[START OF DATA ROWS]

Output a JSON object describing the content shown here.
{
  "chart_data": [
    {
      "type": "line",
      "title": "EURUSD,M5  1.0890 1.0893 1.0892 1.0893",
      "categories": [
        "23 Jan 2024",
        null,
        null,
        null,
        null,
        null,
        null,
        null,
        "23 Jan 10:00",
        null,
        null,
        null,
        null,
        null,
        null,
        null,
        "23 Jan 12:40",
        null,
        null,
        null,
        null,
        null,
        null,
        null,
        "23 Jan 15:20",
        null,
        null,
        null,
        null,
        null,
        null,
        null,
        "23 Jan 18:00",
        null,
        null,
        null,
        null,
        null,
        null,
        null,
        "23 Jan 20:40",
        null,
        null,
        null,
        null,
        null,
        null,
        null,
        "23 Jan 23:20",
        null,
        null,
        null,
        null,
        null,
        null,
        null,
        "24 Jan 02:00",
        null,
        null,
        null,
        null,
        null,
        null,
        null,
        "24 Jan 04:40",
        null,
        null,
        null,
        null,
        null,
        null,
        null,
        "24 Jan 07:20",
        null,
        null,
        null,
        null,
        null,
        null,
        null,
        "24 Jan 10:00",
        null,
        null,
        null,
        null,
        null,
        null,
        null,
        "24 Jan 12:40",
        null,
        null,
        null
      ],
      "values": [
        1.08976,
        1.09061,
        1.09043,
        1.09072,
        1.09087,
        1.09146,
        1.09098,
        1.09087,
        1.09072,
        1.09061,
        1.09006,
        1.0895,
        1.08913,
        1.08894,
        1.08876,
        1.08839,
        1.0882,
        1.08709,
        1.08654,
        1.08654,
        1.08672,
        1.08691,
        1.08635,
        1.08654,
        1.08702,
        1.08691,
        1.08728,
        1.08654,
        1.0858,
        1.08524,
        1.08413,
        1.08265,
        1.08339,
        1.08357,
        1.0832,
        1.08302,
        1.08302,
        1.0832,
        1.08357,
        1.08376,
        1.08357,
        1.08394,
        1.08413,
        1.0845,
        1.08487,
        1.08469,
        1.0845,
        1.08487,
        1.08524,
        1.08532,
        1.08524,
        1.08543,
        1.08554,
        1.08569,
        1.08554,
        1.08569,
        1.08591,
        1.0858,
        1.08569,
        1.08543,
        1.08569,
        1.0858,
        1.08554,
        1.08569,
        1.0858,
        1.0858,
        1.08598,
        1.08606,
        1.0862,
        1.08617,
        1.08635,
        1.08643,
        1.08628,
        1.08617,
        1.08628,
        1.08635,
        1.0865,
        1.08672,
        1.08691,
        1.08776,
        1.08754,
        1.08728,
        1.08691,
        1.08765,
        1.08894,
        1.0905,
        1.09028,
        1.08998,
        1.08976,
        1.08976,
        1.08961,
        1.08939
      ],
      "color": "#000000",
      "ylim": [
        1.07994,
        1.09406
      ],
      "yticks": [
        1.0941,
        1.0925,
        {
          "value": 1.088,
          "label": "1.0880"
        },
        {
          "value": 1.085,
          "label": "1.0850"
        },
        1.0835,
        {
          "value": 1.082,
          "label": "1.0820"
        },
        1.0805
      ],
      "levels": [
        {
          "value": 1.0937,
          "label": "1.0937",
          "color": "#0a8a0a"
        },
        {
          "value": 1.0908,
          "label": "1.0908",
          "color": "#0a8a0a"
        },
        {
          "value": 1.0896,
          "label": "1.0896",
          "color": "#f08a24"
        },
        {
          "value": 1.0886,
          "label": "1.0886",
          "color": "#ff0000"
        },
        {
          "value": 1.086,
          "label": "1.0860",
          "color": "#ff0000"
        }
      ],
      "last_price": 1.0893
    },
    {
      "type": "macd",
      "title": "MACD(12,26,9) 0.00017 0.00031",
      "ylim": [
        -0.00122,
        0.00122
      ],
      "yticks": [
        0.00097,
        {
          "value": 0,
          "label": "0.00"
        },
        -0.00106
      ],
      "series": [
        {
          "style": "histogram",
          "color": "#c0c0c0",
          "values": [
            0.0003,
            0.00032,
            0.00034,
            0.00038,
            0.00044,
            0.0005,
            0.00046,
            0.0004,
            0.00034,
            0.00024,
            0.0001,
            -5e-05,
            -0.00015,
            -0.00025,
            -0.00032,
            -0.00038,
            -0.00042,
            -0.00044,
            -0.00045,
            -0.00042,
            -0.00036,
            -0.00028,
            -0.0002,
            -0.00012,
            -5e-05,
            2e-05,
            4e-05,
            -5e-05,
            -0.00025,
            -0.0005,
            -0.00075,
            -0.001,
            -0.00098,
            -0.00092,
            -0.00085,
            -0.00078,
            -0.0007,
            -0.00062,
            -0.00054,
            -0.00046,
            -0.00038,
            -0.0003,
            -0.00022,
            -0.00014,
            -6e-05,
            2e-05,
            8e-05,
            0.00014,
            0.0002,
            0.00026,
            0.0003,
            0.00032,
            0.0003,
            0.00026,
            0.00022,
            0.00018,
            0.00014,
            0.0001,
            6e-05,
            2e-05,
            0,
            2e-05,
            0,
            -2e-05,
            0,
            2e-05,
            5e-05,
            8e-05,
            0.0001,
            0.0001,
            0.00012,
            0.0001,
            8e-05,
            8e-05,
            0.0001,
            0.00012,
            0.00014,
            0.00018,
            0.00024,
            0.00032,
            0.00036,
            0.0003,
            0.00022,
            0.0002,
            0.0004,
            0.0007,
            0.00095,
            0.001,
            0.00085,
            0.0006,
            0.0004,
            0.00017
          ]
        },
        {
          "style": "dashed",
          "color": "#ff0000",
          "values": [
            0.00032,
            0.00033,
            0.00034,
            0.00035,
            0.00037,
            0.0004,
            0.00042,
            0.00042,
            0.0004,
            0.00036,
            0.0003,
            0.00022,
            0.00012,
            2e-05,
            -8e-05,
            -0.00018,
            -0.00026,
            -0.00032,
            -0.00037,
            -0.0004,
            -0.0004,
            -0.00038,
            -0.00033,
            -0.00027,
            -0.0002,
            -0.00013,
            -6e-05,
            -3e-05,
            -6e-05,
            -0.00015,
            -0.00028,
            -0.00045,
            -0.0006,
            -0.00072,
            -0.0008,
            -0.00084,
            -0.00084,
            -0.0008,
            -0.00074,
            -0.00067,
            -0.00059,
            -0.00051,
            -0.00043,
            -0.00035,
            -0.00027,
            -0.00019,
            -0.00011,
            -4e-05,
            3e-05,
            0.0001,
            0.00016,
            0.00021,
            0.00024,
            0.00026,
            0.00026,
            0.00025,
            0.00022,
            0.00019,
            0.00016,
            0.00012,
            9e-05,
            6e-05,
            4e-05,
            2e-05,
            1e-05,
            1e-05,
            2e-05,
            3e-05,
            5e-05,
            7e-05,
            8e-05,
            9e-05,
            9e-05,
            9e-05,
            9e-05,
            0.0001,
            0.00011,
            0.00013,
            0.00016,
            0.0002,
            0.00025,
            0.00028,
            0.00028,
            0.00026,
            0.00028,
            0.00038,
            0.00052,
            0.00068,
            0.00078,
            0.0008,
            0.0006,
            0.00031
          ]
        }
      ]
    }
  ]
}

[END OF DATA ROWS]

§ WHAT NEEDS TO BE DONE
Find each line in the records holding the string "label" and show it.

§ THE OUTPUT
          "label": "1.0880"
          "label": "1.0850"
          "label": "1.0820"
          "label": "1.0937",
          "label": "1.0908",
          "label": "1.0896",
          "label": "1.0886",
          "label": "1.0860",
          "label": "0.00"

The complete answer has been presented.